_Stated task_
The records below should be written out again, exactly.

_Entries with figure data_
[Start]

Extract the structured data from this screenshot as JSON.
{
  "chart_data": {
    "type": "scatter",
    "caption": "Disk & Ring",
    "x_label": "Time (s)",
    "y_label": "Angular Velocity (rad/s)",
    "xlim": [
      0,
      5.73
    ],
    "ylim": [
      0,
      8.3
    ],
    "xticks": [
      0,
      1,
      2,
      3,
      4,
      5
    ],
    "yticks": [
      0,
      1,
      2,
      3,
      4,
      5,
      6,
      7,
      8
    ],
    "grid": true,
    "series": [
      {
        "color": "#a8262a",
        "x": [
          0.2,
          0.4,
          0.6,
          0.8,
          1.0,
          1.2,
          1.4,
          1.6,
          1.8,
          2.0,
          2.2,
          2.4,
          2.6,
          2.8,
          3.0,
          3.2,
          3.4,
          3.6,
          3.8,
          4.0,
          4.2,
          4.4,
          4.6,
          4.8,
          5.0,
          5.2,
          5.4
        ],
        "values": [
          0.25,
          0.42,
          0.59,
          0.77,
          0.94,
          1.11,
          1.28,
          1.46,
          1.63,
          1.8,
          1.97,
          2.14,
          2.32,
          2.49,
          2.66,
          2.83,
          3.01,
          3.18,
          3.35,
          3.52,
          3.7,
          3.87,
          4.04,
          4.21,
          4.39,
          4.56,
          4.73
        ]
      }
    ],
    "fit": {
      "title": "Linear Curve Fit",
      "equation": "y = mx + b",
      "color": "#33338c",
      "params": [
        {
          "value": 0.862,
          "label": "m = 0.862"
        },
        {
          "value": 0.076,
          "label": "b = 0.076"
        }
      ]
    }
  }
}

[End]

_Response to this exercise_
Extract the structured data from this screenshot as JSON.
{
  "chart_data": {
    "type": "scatter",
    "caption": "Disk & Ring",
    "x_label": "Time (s)",
    "y_label": "Angular Velocity (rad/s)",
    "xlim": [
      0,
      5.73
    ],
    "ylim": [
      0,
      8.3
    ],
    "xticks": [
      0,
      1,
      2,
      3,
      4,
      5
    ],
    "yticks": [
      0,
      1,
      2,
      3,
      4,
      5,
      6,
      7,
      8
    ],
    "grid": true,
    "series": [
      {
        "color": "#a8262a",
        "x": [
          0.2,
          0.4,
          0.6,
          0.8,
          1.0,
          1.2,
          1.4,
          1.6,
          1.8,
          2.0,
          2.2,
          2.4,
          2.6,
          2.8,
          3.0,
          3.2,
          3.4,
          3.6,
          3.8,
          4.0,
          4.2,
          4.4,
          4.6,
          4.8,
          5.0,
          5.2,
          5.4
        ],
        "values": [
          0.25,
          0.42,
          0.59,
          0.77,
          0.94,
          1.11,
          1.28,
          1.46,
          1.63,
          1.8,
          1.97,
          2.14,
          2.32,
          2.49,
          2.66,
          2.83,
          3.01,
          3.18,
          3.35,
          3.52,
          3.7,
          3.87,
          4.04,
          4.21,
          4.39,
          4.56,
          4.73
        ]
      }
    ],
    "fit": {
      "title": "Linear Curve Fit",
      "equation": "y = mx + b",
      "color": "#33338c",
      "params": [
        {
          "value": 0.862,
          "label": "m = 0.862"
        },
        {
          "value": 0.076,
          "label": "b = 0.076"
        }
      ]
    }
  }
}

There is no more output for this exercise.